# Problem requirements
The entries below should be quoted exactly, with no pictures carried over.

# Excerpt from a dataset
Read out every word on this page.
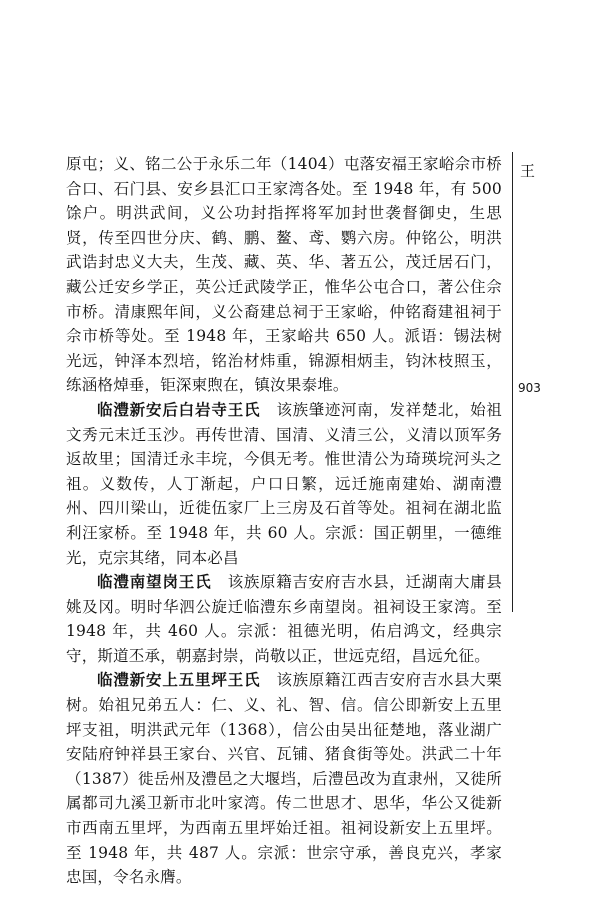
王
903

原屯；义、铭二公于永乐二年（1404）屯落安福王家峪佘市桥合口、石门县、安乡县汇口王家湾各处。至 1948 年，有 500 馀户。明洪武间，义公功封指挥将军加封世袭督御史，生思贤，传至四世分庆、鹤、鹏、鳌、鸢、鹦六房。仲铭公，明洪武诰封忠义大夫，生茂、藏、英、华、著五公，茂迁居石门，藏公迁安乡学正，英公迁武陵学正，惟华公屯合口，著公住佘市桥。清康熙年间，义公裔建总祠于王家峪，仲铭裔建祖祠于佘市桥等处。至 1948 年，王家峪共 650 人。派语：锡法树光远，钟泽本烈培，铭治材炜重，锦源相炳圭，钧沐枝照玉，练涵格焯垂，钜深柬煦在，镇汝果泰堆。

临澧新安后白岩寺王氏　 该族肇迹河南，发祥楚北，始祖文秀元末迁玉沙。再传世清、国清、义清三公，义清以顶军务返故里；国清迁永丰垸，今俱无考。惟世清公为琦瑛垸河头之祖。义数传，人丁渐起，户口日繁，远迁施南建始、湖南澧州、四川梁山，近徙伍家厂上三房及石首等处。祖祠在湖北监利汪家桥。至 1948 年，共 60 人。宗派：国正朝里，一德维光，克宗其绪，同本必昌

临澧南望岗王氏　 该族原籍吉安府吉水县，迁湖南大庸县姚及冈。明时华泗公旋迁临澧东乡南望岗。祖祠设王家湾。至 1948 年，共 460 人。宗派：祖德光明，佑启鸿文，经典宗守，斯道丕承，朝嘉封崇，尚敬以正，世远克绍，昌远允征。

临澧新安上五里坪王氏　 该族原籍江西吉安府吉水县大栗树。始祖兄弟五人：仁、义、礼、智、信。信公即新安上五里坪支祖，明洪武元年（1368），信公由吴出征楚地，落业湖广安陆府钟祥县王家台、兴官、瓦铺、猪食街等处。洪武二十年（1387）徙岳州及澧邑之大堰垱，后澧邑改为直隶州，又徙所属都司九溪卫新市北叶家湾。传二世思才、思华，华公又徙新市西南五里坪，为西南五里坪始迁祖。祖祠设新安上五里坪。至 1948 年，共 487 人。宗派：世宗守承，善良克兴，孝家忠国，令名永膺。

# Result for this exercise
Read out every word on this page.
王
903

原屯；义、铭二公于永乐二年（1404）屯落安福王家峪佘市桥合口、石门县、安乡县汇口王家湾各处。至 1948 年，有 500 馀户。明洪武间，义公功封指挥将军加封世袭督御史，生思贤，传至四世分庆、鹤、鹏、鳌、鸢、鹦六房。仲铭公，明洪武诰封忠义大夫，生茂、藏、英、华、著五公，茂迁居石门，藏公迁安乡学正，英公迁武陵学正，惟华公屯合口，著公住佘市桥。清康熙年间，义公裔建总祠于王家峪，仲铭裔建祖祠于佘市桥等处。至 1948 年，王家峪共 650 人。派语：锡法树光远，钟泽本烈培，铭治材炜重，锦源相炳圭，钧沐枝照玉，练涵格焯垂，钜深柬煦在，镇汝果泰堆。

临澧新安后白岩寺王氏　 该族肇迹河南，发祥楚北，始祖文秀元末迁玉沙。再传世清、国清、义清三公，义清以顶军务返故里；国清迁永丰垸，今俱无考。惟世清公为琦瑛垸河头之祖。义数传，人丁渐起，户口日繁，远迁施南建始、湖南澧州、四川梁山，近徙伍家厂上三房及石首等处。祖祠在湖北监利汪家桥。至 1948 年，共 60 人。宗派：国正朝里，一德维光，克宗其绪，同本必昌

临澧南望岗王氏　 该族原籍吉安府吉水县，迁湖南大庸县姚及冈。明时华泗公旋迁临澧东乡南望岗。祖祠设王家湾。至 1948 年，共 460 人。宗派：祖德光明，佑启鸿文，经典宗守，斯道丕承，朝嘉封崇，尚敬以正，世远克绍，昌远允征。

临澧新安上五里坪王氏　 该族原籍江西吉安府吉水县大栗树。始祖兄弟五人：仁、义、礼、智、信。信公即新安上五里坪支祖，明洪武元年（1368），信公由吴出征楚地，落业湖广安陆府钟祥县王家台、兴官、瓦铺、猪食街等处。洪武二十年（1387）徙岳州及澧邑之大堰垱，后澧邑改为直隶州，又徙所属都司九溪卫新市北叶家湾。传二世思才、思华，华公又徙新市西南五里坪，为西南五里坪始迁祖。祖祠设新安上五里坪。至 1948 年，共 487 人。宗派：世宗守承，善良克兴，孝家忠国，令名永膺。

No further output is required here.